▶ **Task brief**: Below are the records; collect from them each line containing the string "true".
━━━━━━
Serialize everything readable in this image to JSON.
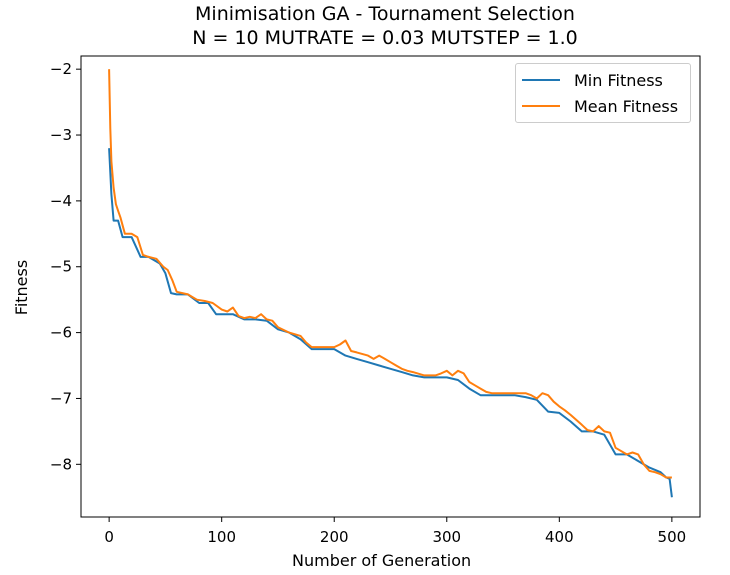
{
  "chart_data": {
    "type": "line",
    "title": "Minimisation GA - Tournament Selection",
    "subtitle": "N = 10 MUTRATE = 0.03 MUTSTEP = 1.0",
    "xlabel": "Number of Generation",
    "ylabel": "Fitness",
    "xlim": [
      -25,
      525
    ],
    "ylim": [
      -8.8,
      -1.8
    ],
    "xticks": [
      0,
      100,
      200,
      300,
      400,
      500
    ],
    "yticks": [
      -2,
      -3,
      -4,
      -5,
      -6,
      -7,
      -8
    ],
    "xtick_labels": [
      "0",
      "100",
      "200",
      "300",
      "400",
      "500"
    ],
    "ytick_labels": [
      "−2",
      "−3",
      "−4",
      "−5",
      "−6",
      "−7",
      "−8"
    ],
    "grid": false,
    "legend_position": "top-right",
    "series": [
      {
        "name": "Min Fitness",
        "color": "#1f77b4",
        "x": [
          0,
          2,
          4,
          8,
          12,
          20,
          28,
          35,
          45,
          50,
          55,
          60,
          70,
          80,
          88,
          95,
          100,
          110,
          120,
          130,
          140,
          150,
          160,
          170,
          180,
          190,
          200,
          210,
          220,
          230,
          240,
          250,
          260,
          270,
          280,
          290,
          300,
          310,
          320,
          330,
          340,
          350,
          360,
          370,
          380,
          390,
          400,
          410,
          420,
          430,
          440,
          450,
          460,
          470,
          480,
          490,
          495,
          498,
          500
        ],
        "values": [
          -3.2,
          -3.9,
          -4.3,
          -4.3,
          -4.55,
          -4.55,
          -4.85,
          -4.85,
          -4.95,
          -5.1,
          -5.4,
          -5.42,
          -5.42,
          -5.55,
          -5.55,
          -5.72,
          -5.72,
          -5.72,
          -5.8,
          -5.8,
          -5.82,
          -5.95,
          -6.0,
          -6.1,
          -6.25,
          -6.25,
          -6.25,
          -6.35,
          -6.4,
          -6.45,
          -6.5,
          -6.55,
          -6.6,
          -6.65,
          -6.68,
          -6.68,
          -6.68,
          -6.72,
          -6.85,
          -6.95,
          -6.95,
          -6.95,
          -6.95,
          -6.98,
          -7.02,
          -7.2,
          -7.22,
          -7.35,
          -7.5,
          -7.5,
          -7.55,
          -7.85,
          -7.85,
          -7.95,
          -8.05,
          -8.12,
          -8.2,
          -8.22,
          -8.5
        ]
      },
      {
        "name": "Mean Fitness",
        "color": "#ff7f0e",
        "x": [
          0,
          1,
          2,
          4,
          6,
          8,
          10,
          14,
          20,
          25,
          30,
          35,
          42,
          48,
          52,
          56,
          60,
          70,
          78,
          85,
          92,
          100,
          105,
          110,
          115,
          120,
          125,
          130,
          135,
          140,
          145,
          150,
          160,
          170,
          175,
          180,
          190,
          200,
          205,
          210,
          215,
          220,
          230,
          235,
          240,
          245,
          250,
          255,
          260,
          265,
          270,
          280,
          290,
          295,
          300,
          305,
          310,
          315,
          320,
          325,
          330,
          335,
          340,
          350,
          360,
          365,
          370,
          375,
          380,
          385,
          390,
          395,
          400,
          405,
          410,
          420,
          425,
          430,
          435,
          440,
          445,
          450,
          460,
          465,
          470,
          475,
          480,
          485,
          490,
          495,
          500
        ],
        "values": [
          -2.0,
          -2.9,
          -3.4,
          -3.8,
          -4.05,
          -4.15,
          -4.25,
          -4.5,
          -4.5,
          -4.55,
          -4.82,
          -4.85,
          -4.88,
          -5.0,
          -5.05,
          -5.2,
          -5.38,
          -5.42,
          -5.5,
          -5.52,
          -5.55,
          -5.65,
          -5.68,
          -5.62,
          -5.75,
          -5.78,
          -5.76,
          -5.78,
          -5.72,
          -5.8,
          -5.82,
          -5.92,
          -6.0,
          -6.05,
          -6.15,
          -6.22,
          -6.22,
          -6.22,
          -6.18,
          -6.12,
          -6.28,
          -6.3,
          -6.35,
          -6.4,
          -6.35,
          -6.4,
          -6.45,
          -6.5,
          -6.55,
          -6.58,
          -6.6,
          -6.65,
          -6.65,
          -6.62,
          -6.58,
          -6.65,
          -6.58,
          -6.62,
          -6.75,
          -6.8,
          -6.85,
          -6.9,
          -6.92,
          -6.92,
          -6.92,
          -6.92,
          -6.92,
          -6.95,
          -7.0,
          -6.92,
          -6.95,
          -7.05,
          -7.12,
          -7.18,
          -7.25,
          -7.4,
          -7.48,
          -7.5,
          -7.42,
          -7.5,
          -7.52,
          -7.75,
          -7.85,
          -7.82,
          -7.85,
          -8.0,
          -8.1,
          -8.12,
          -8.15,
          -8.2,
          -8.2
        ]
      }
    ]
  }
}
━━━━━━
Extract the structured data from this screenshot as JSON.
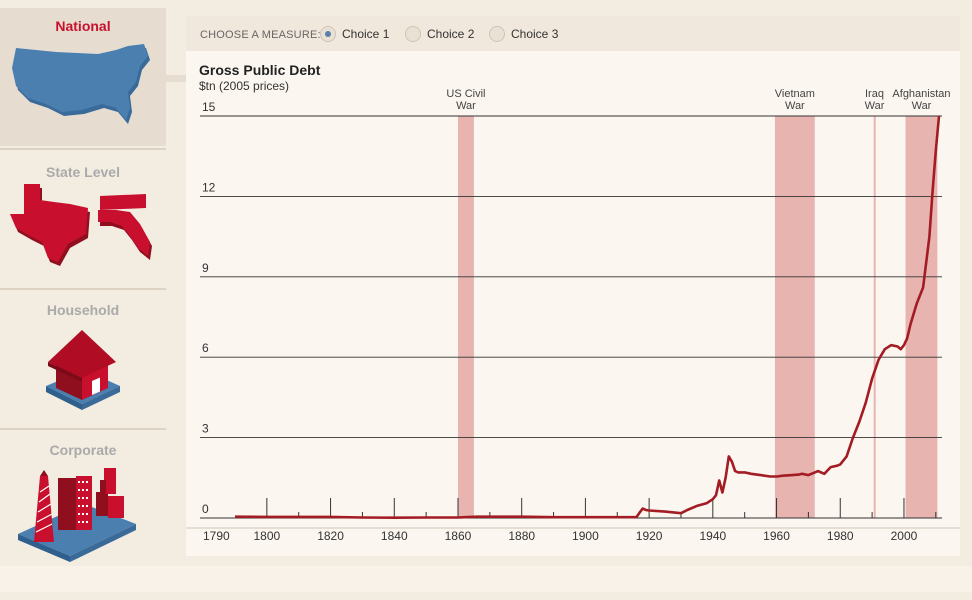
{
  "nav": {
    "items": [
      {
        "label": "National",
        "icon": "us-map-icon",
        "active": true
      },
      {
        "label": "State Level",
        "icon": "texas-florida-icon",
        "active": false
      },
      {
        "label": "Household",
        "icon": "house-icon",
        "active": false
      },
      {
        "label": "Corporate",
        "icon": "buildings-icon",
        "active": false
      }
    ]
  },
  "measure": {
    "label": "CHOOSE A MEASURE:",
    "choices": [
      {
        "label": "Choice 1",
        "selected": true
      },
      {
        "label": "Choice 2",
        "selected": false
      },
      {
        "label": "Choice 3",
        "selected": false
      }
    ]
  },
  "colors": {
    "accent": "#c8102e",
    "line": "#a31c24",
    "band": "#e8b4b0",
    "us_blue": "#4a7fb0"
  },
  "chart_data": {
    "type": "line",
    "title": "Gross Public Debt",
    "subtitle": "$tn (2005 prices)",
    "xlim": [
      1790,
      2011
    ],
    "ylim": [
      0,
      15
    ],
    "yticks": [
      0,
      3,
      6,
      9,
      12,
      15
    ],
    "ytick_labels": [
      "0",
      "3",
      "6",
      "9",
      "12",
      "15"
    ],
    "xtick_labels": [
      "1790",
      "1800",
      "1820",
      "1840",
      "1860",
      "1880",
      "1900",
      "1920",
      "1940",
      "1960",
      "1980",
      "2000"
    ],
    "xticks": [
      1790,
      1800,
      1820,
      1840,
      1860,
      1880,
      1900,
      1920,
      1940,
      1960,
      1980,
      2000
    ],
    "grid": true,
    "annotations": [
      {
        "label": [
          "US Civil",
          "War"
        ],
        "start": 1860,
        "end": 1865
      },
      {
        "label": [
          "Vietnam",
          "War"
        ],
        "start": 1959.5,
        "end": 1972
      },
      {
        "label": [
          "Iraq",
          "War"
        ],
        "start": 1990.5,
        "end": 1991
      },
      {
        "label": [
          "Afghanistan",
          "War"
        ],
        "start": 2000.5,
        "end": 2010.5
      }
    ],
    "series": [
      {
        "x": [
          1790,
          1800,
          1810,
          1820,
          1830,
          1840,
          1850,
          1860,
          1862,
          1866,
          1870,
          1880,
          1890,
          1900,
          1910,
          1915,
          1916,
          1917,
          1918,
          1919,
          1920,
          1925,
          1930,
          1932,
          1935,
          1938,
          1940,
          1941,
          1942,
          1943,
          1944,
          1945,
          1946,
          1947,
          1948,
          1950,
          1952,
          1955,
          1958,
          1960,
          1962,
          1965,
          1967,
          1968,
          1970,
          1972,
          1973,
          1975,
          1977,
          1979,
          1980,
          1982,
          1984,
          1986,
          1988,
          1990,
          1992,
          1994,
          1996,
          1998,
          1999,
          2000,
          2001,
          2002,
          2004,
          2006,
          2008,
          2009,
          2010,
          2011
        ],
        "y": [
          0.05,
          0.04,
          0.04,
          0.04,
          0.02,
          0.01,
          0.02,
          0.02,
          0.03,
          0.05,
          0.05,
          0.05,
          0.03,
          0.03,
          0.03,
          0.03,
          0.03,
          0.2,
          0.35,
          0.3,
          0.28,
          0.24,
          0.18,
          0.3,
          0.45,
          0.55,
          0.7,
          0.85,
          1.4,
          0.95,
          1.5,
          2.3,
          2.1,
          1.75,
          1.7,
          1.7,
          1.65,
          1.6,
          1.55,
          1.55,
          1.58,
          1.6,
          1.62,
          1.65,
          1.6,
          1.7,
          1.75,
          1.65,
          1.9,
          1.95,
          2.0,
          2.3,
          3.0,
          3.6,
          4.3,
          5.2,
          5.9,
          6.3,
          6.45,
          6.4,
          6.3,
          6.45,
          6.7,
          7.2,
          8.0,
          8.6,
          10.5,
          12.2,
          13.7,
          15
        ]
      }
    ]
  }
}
━━━━━━
▶ **Exercise output**:
        "active": true
        "selected": true
    "grid": true,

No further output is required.